* [EXERCISE BRIEF]:
How many lines in the entries below include the string "était"? Answer with the number only.

(Extracted data entries)
= = = = =
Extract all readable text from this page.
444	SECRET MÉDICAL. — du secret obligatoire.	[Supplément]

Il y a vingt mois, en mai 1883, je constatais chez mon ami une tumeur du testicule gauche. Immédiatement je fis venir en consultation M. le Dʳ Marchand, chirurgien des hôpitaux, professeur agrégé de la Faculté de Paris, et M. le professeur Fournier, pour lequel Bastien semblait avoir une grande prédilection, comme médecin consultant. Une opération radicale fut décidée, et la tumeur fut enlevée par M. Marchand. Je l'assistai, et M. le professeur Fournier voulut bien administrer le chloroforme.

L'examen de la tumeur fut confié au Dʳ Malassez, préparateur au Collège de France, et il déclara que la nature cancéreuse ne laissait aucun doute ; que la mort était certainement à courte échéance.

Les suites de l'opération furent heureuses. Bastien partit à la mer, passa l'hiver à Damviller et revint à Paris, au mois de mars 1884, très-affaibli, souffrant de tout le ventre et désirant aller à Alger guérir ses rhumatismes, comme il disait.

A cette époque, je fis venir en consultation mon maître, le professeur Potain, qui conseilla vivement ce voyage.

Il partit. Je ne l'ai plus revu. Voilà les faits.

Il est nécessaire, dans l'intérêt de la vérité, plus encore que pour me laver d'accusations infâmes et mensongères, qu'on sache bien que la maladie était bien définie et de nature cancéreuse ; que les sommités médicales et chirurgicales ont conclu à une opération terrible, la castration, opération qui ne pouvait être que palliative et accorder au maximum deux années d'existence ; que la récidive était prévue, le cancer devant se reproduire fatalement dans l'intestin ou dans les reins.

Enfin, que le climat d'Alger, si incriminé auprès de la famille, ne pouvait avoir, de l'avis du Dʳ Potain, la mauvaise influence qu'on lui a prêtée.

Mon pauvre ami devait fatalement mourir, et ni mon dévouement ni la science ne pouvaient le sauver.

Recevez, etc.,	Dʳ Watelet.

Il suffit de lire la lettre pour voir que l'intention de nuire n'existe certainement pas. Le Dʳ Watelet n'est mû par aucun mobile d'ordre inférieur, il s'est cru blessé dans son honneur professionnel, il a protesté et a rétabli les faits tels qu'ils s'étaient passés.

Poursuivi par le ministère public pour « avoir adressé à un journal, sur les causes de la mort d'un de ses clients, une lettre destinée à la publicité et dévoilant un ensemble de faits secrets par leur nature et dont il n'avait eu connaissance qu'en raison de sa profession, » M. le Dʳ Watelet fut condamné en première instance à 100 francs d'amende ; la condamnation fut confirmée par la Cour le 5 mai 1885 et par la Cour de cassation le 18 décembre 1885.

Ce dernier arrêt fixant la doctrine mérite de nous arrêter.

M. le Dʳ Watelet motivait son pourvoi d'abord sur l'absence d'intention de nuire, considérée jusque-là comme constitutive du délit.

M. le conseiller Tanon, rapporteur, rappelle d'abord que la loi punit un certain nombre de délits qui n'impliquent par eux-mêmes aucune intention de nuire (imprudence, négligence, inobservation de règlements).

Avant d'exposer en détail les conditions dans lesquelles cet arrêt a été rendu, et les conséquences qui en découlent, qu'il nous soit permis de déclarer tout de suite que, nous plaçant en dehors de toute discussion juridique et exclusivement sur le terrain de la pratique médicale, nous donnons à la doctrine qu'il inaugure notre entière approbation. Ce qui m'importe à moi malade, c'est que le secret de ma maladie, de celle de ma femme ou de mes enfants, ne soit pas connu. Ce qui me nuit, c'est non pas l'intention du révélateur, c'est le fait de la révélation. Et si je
= = = = =
* [FULL SOLUTION]:
2